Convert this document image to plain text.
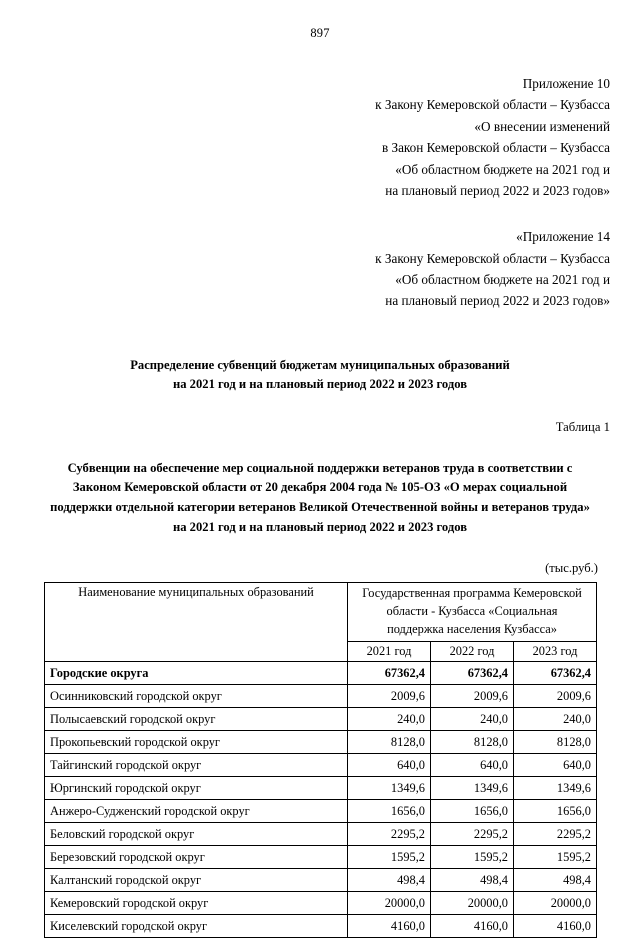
897
Приложение 10
к Закону Кемеровской области – Кузбасса
«О внесении изменений
в Закон Кемеровской области – Кузбасса
«Об областном бюджете на 2021 год и
на плановый период 2022 и 2023 годов»
«Приложение 14
к Закону Кемеровской области – Кузбасса
«Об областном бюджете на 2021 год и
на плановый период 2022 и 2023 годов»
Распределение субвенций бюджетам муниципальных образований
на 2021 год и на плановый период 2022 и 2023 годов
Таблица 1
Субвенции на обеспечение мер социальной поддержки ветеранов труда в соответствии с Законом Кемеровской области от 20 декабря 2004 года № 105-ОЗ «О мерах социальной поддержки отдельной категории ветеранов Великой Отечественной войны и ветеранов труда» на 2021 год и на плановый период 2022 и 2023 годов
(тыс.руб.)
Наименование муниципальных образований	Государственная программа Кемеровской
области - Кузбасса «Социальная
поддержка населения Кузбасса»		
	2021 год	2022 год	2023 год
Городские округа	67362,4	67362,4	67362,4
Осинниковский городской округ	2009,6	2009,6	2009,6
Полысаевский городской округ	240,0	240,0	240,0
Прокопьевский городской округ	8128,0	8128,0	8128,0
Тайгинский городской округ	640,0	640,0	640,0
Юргинский городской округ	1349,6	1349,6	1349,6
Анжеро-Судженский городской округ	1656,0	1656,0	1656,0
Беловский городской округ	2295,2	2295,2	2295,2
Березовский городской округ	1595,2	1595,2	1595,2
Калтанский городской округ	498,4	498,4	498,4
Кемеровский городской округ	20000,0	20000,0	20000,0
Киселевский городской округ	4160,0	4160,0	4160,0
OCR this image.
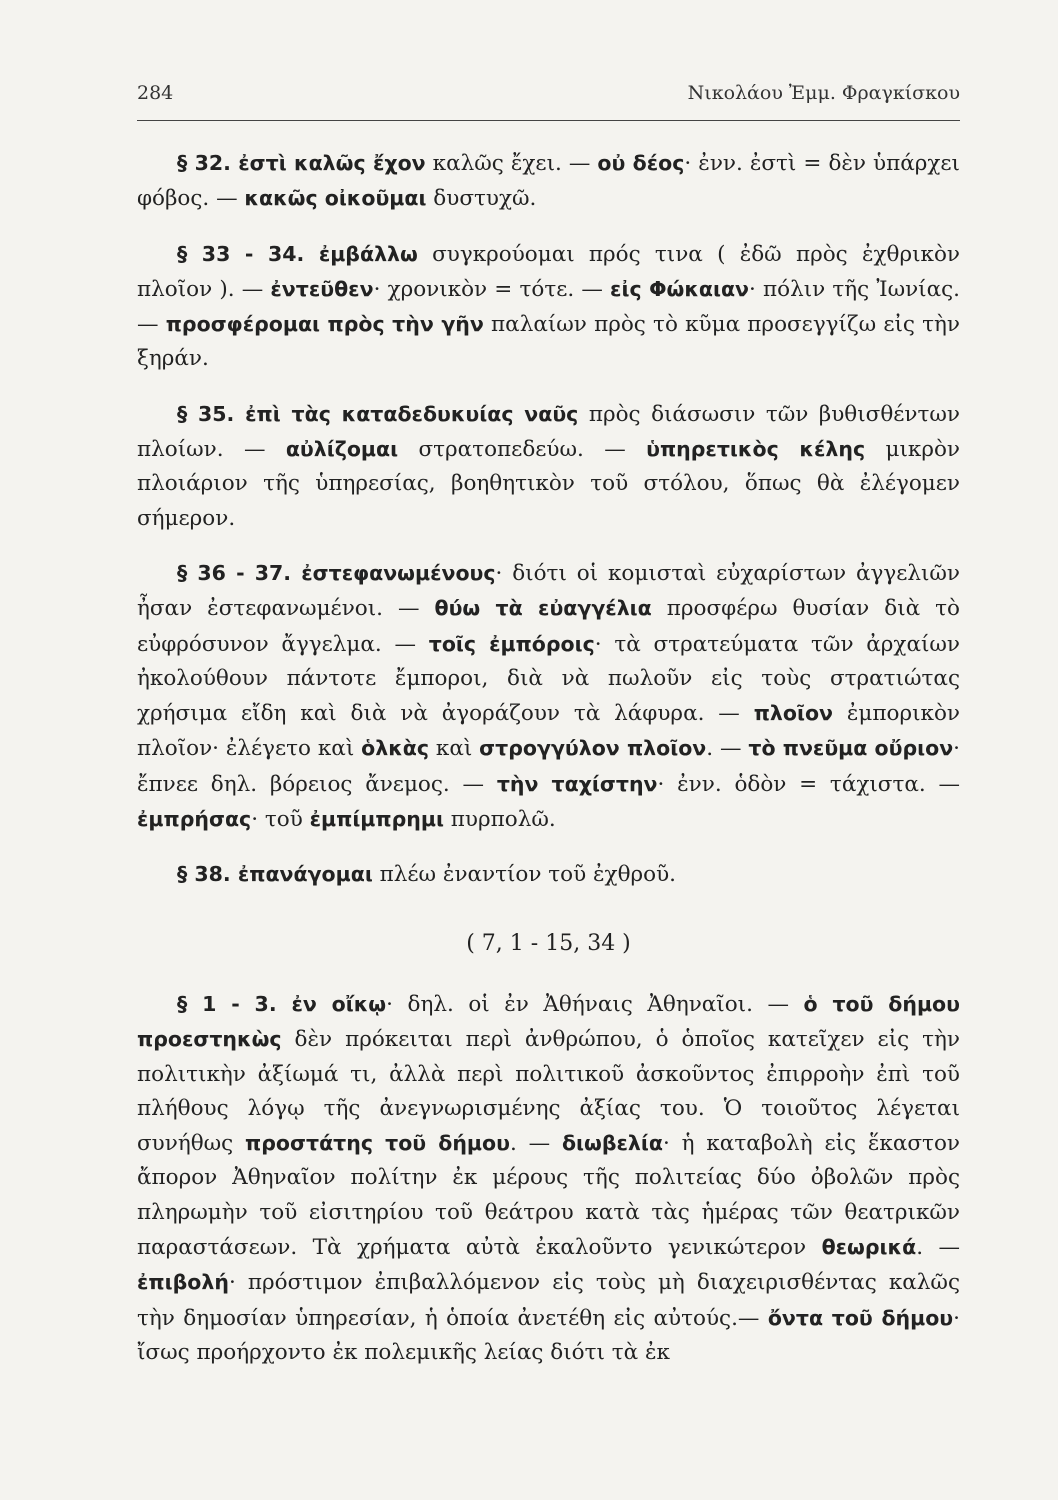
284	Νικολάου Ἐμμ. Φραγκίσκου

§ 32. ἐστὶ καλῶς ἔχον καλῶς ἔχει. — οὐ δέος· ἐνν. ἐστὶ = δὲν ὑπάρχει φόβος. — κακῶς οἰκοῦμαι δυστυχῶ.

§ 33 - 34. ἐμβάλλω συγκρούομαι πρός τινα ( ἐδῶ πρὸς ἐχθρικὸν πλοῖον ). — ἐντεῦθεν· χρονικὸν = τότε. — εἰς Φώκαιαν· πόλιν τῆς Ἰωνίας. — προσφέρομαι πρὸς τὴν γῆν παλαίων πρὸς τὸ κῦμα προσεγγίζω εἰς τὴν ξηράν.

§ 35. ἐπὶ τὰς καταδεδυκυίας ναῦς πρὸς διάσωσιν τῶν βυθισθέντων πλοίων. — αὐλίζομαι στρατοπεδεύω. — ὑπηρετικὸς κέλης μικρὸν πλοιάριον τῆς ὑπηρεσίας, βοηθητικὸν τοῦ στόλου, ὅπως θὰ ἐλέγομεν σήμερον.

§ 36 - 37. ἐστεφανωμένους· διότι οἱ κομισταὶ εὐχαρίστων ἀγγελιῶν ἦσαν ἐστεφανωμένοι. — θύω τὰ εὐαγγέλια προσφέρω θυσίαν διὰ τὸ εὐφρόσυνον ἄγγελμα. — τοῖς ἐμπόροις· τὰ στρατεύματα τῶν ἀρχαίων ἠκολούθουν πάντοτε ἔμποροι, διὰ νὰ πωλοῦν εἰς τοὺς στρατιώτας χρήσιμα εἴδη καὶ διὰ νὰ ἀγοράζουν τὰ λάφυρα. — πλοῖον ἐμπορικὸν πλοῖον· ἐλέγετο καὶ ὁλκὰς καὶ στρογγύλον πλοῖον. — τὸ πνεῦμα οὔριον· ἔπνεε δηλ. βόρειος ἄνεμος. — τὴν ταχίστην· ἐνν. ὁδὸν = τάχιστα. — ἐμπρήσας· τοῦ ἐμπίμπρημι πυρπολῶ.

§ 38. ἐπανάγομαι πλέω ἐναντίον τοῦ ἐχθροῦ.

( 7, 1 - 15, 34 )

§ 1 - 3. ἐν οἴκῳ· δηλ. οἱ ἐν Ἀθήναις Ἀθηναῖοι. — ὁ τοῦ δήμου προεστηκὼς δὲν πρόκειται περὶ ἀνθρώπου, ὁ ὁποῖος κατεῖχεν εἰς τὴν πολιτικὴν ἀξίωμά τι, ἀλλὰ περὶ πολιτικοῦ ἀσκοῦντος ἐπιρροὴν ἐπὶ τοῦ πλήθους λόγῳ τῆς ἀνεγνωρισμένης ἀξίας του. Ὁ τοιοῦτος λέγεται συνήθως προστάτης τοῦ δήμου. — διωβελία· ἡ καταβολὴ εἰς ἕκαστον ἄπορον Ἀθηναῖον πολίτην ἐκ μέρους τῆς πολιτείας δύο ὀβολῶν πρὸς πληρωμὴν τοῦ εἰσιτηρίου τοῦ θεάτρου κατὰ τὰς ἡμέρας τῶν θεατρικῶν παραστάσεων. Τὰ χρήματα αὐτὰ ἐκαλοῦντο γενικώτερον θεωρικά. — ἐπιβολή· πρόστιμον ἐπιβαλλόμενον εἰς τοὺς μὴ διαχειρισθέντας καλῶς τὴν δημοσίαν ὑπηρεσίαν, ἡ ὁποία ἀνετέθη εἰς αὐτούς.— ὄντα τοῦ δήμου· ἴσως προήρχοντο ἐκ πολεμικῆς λείας διότι τὰ ἐκ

-=-=-

- **EXERCISE DETAILS**:
Leave out the pictures and output every record above precisely as given.

- **EXERCISE ANSWER**:
Convert this document image to plain text.
897
Приложение 10
к Закону Кемеровской области – Кузбасса
«О внесении изменений
в Закон Кемеровской области – Кузбасса
«Об областном бюджете на 2021 год и
на плановый период 2022 и 2023 годов»
«Приложение 14
к Закону Кемеровской области – Кузбасса
«Об областном бюджете на 2021 год и
на плановый период 2022 и 2023 годов»
Распределение субвенций бюджетам муниципальных образований
на 2021 год и на плановый период 2022 и 2023 годов
Таблица 1
Субвенции на обеспечение мер социальной поддержки ветеранов труда в соответствии с Законом Кемеровской области от 20 декабря 2004 года № 105-ОЗ «О мерах социальной поддержки отдельной категории ветеранов Великой Отечественной войны и ветеранов труда» на 2021 год и на плановый период 2022 и 2023 годов
(тыс.руб.)
Наименование муниципальных образований	Государственная программа Кемеровской
области - Кузбасса «Социальная
поддержка населения Кузбасса»		
	2021 год	2022 год	2023 год
Городские округа	67362,4	67362,4	67362,4
Осинниковский городской округ	2009,6	2009,6	2009,6
Полысаевский городской округ	240,0	240,0	240,0
Прокопьевский городской округ	8128,0	8128,0	8128,0
Тайгинский городской округ	640,0	640,0	640,0
Юргинский городской округ	1349,6	1349,6	1349,6
Анжеро-Судженский городской округ	1656,0	1656,0	1656,0
Беловский городской округ	2295,2	2295,2	2295,2
Березовский городской округ	1595,2	1595,2	1595,2
Калтанский городской округ	498,4	498,4	498,4
Кемеровский городской округ	20000,0	20000,0	20000,0
Киселевский городской округ	4160,0	4160,0	4160,0
OCR this image.
284	Νικολάου Ἐμμ. Φραγκίσκου

§ 32. ἐστὶ καλῶς ἔχον καλῶς ἔχει. — οὐ δέος· ἐνν. ἐστὶ = δὲν ὑπάρχει φόβος. — κακῶς οἰκοῦμαι δυστυχῶ.

§ 33 - 34. ἐμβάλλω συγκρούομαι πρός τινα ( ἐδῶ πρὸς ἐχθρικὸν πλοῖον ). — ἐντεῦθεν· χρονικὸν = τότε. — εἰς Φώκαιαν· πόλιν τῆς Ἰωνίας. — προσφέρομαι πρὸς τὴν γῆν παλαίων πρὸς τὸ κῦμα προσεγγίζω εἰς τὴν ξηράν.

§ 35. ἐπὶ τὰς καταδεδυκυίας ναῦς πρὸς διάσωσιν τῶν βυθισθέντων πλοίων. — αὐλίζομαι στρατοπεδεύω. — ὑπηρετικὸς κέλης μικρὸν πλοιάριον τῆς ὑπηρεσίας, βοηθητικὸν τοῦ στόλου, ὅπως θὰ ἐλέγομεν σήμερον.

§ 36 - 37. ἐστεφανωμένους· διότι οἱ κομισταὶ εὐχαρίστων ἀγγελιῶν ἦσαν ἐστεφανωμένοι. — θύω τὰ εὐαγγέλια προσφέρω θυσίαν διὰ τὸ εὐφρόσυνον ἄγγελμα. — τοῖς ἐμπόροις· τὰ στρατεύματα τῶν ἀρχαίων ἠκολούθουν πάντοτε ἔμποροι, διὰ νὰ πωλοῦν εἰς τοὺς στρατιώτας χρήσιμα εἴδη καὶ διὰ νὰ ἀγοράζουν τὰ λάφυρα. — πλοῖον ἐμπορικὸν πλοῖον· ἐλέγετο καὶ ὁλκὰς καὶ στρογγύλον πλοῖον. — τὸ πνεῦμα οὔριον· ἔπνεε δηλ. βόρειος ἄνεμος. — τὴν ταχίστην· ἐνν. ὁδὸν = τάχιστα. — ἐμπρήσας· τοῦ ἐμπίμπρημι πυρπολῶ.

§ 38. ἐπανάγομαι πλέω ἐναντίον τοῦ ἐχθροῦ.

( 7, 1 - 15, 34 )

§ 1 - 3. ἐν οἴκῳ· δηλ. οἱ ἐν Ἀθήναις Ἀθηναῖοι. — ὁ τοῦ δήμου προεστηκὼς δὲν πρόκειται περὶ ἀνθρώπου, ὁ ὁποῖος κατεῖχεν εἰς τὴν πολιτικὴν ἀξίωμά τι, ἀλλὰ περὶ πολιτικοῦ ἀσκοῦντος ἐπιρροὴν ἐπὶ τοῦ πλήθους λόγῳ τῆς ἀνεγνωρισμένης ἀξίας του. Ὁ τοιοῦτος λέγεται συνήθως προστάτης τοῦ δήμου. — διωβελία· ἡ καταβολὴ εἰς ἕκαστον ἄπορον Ἀθηναῖον πολίτην ἐκ μέρους τῆς πολιτείας δύο ὀβολῶν πρὸς πληρωμὴν τοῦ εἰσιτηρίου τοῦ θεάτρου κατὰ τὰς ἡμέρας τῶν θεατρικῶν παραστάσεων. Τὰ χρήματα αὐτὰ ἐκαλοῦντο γενικώτερον θεωρικά. — ἐπιβολή· πρόστιμον ἐπιβαλλόμενον εἰς τοὺς μὴ διαχειρισθέντας καλῶς τὴν δημοσίαν ὑπηρεσίαν, ἡ ὁποία ἀνετέθη εἰς αὐτούς.— ὄντα τοῦ δήμου· ἴσως προήρχοντο ἐκ πολεμικῆς λείας διότι τὰ ἐκ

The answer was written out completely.